- [ФРАГМЕНТ ДОКУМЕНТА]
━━━━━━━━━━━━━━━━━━━━

С пестицидами она шире, но количества вещества, как я уже говорил, должно быть гораздо больше. И это еще один аргумент в пользу того, чтобы дождаться идентификации вещества — если оно действительно окажется боевым и нервно-паралитическим, можно быть уверенным, что речь именно о попытке убийства. Если нет, тут возможны разные спекуляции, но даже по тяжести симптомов на «попытку запугивания» это никак не похоже.
— Если использование боевых отравляющих веществ — это всегда покушение на убийство, почему же эти попытки раз за разом проваливаются? Вспоминается, конечно, самый яркий последний случай — покушение на Скрипалей.

━━━━━━━━━━━━━━━━━━━━

[Сохраненные записи]
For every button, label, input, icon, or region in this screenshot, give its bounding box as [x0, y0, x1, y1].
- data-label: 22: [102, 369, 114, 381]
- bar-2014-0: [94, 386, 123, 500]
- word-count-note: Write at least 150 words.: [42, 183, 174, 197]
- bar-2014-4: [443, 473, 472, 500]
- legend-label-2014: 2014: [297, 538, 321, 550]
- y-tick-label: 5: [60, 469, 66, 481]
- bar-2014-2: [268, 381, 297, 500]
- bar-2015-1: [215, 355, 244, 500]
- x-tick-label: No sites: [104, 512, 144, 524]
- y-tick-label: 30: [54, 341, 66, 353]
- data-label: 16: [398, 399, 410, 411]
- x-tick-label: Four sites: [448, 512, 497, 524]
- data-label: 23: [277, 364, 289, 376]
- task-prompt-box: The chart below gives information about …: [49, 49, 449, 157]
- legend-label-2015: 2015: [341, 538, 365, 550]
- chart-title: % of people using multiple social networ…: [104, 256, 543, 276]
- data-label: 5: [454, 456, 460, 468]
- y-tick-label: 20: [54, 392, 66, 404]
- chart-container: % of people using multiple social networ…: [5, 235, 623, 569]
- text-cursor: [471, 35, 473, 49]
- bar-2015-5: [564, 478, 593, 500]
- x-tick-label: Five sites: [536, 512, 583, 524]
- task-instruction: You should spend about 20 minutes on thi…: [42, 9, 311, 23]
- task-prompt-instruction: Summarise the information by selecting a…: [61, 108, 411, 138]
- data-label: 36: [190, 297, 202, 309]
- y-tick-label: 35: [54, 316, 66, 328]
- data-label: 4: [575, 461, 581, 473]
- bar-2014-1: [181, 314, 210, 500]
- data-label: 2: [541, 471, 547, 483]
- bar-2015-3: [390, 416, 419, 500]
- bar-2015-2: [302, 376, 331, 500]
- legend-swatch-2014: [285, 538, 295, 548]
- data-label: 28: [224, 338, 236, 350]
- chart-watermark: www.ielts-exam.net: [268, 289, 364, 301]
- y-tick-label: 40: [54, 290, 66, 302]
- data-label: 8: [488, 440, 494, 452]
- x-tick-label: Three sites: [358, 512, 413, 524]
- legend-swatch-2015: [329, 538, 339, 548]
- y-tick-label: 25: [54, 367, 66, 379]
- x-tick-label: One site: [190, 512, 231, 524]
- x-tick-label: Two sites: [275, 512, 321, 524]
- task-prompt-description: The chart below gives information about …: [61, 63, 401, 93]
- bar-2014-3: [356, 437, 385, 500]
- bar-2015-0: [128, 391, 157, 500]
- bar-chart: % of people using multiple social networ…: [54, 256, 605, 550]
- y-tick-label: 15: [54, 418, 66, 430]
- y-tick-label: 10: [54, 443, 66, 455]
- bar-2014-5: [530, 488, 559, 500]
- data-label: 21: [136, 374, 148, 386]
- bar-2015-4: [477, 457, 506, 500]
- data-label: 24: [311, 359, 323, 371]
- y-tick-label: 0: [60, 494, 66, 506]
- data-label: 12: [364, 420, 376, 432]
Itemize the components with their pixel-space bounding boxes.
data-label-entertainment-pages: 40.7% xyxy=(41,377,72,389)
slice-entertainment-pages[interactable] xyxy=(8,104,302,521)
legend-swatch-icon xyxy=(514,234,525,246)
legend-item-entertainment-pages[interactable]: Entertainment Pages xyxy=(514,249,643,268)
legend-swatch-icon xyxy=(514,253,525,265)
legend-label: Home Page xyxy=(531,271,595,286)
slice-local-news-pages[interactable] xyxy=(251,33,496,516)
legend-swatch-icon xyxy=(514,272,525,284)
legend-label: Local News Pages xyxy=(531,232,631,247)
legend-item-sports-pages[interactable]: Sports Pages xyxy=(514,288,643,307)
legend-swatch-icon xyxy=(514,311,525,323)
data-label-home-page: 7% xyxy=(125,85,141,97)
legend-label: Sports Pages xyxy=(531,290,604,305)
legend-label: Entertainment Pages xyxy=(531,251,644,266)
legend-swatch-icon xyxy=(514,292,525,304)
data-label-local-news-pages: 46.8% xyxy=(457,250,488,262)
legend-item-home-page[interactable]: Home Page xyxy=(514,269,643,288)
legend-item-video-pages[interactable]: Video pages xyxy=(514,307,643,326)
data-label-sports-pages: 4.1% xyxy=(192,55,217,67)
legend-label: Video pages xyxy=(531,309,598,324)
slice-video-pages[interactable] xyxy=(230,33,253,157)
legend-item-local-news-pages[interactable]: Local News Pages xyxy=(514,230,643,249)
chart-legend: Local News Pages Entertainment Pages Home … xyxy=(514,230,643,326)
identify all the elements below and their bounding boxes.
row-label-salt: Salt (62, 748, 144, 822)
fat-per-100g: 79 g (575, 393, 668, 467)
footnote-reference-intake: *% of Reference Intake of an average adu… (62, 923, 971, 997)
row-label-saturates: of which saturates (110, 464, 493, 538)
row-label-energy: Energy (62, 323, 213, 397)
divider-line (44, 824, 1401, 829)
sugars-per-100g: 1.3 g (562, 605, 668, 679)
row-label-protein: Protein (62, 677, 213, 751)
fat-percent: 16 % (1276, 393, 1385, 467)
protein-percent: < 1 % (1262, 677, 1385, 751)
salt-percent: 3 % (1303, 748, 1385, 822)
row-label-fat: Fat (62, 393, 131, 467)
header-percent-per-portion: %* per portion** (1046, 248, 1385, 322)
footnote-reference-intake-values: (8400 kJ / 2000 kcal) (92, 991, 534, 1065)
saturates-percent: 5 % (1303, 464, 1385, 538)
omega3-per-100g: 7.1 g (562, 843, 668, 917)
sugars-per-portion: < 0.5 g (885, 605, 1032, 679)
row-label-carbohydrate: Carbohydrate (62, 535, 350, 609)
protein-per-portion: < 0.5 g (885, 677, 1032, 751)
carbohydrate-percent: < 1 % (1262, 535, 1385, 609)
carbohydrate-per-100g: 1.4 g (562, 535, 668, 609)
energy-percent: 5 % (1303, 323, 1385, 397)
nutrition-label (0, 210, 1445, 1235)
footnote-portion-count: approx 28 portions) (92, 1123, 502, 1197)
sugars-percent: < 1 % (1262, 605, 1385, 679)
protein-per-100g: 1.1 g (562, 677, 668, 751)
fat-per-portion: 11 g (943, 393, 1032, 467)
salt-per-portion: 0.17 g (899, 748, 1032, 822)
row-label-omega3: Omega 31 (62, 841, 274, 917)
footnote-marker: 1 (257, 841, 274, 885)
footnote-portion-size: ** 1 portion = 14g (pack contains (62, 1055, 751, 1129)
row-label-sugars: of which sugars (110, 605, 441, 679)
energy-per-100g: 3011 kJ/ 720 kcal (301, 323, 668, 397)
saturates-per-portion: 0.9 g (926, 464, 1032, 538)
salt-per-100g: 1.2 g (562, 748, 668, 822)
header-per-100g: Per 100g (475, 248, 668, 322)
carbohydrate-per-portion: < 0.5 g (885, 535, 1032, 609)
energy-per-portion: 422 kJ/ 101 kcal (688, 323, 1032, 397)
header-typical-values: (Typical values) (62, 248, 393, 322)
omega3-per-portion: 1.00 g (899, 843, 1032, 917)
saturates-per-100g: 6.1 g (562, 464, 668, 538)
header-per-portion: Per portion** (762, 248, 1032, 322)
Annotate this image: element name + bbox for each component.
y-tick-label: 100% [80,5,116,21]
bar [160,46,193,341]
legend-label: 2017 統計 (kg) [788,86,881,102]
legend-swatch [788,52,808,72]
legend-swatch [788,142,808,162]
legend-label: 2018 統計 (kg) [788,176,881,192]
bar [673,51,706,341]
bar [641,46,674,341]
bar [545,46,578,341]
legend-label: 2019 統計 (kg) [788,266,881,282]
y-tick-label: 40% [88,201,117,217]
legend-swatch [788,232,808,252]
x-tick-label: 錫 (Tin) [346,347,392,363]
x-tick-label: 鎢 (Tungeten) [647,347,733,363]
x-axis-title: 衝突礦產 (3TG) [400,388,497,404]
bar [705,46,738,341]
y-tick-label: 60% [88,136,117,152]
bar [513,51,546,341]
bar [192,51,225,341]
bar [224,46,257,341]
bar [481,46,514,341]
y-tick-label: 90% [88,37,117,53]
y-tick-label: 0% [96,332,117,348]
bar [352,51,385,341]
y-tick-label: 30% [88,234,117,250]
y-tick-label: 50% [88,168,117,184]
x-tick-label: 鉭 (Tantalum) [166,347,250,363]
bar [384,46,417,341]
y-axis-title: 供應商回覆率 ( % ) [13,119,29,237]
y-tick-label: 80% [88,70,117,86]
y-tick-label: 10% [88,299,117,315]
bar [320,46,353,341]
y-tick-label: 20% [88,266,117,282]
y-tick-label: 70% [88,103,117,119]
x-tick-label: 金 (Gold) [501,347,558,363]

━━━━━━━━━━━━━━━━━━━━

- [ЦЕЛЬ ЗАДАНИЯ]
Ответьте на вопросы по фрагменту об отравляющих веществах:
(а) Чего, согласно фрагменту, в случае с пестицидами должно быть гораздо больше?
(б) На что, судя по тяжести симптомов, случившееся никак не похоже?
(в) Какой случай назван самым ярким последним?

- [ПИСЬМЕННЫЙ ОТВЕТ]
(а) Количества вещества.
(б) На «попытку запугивания».
(в) Покушение на Скрипалей.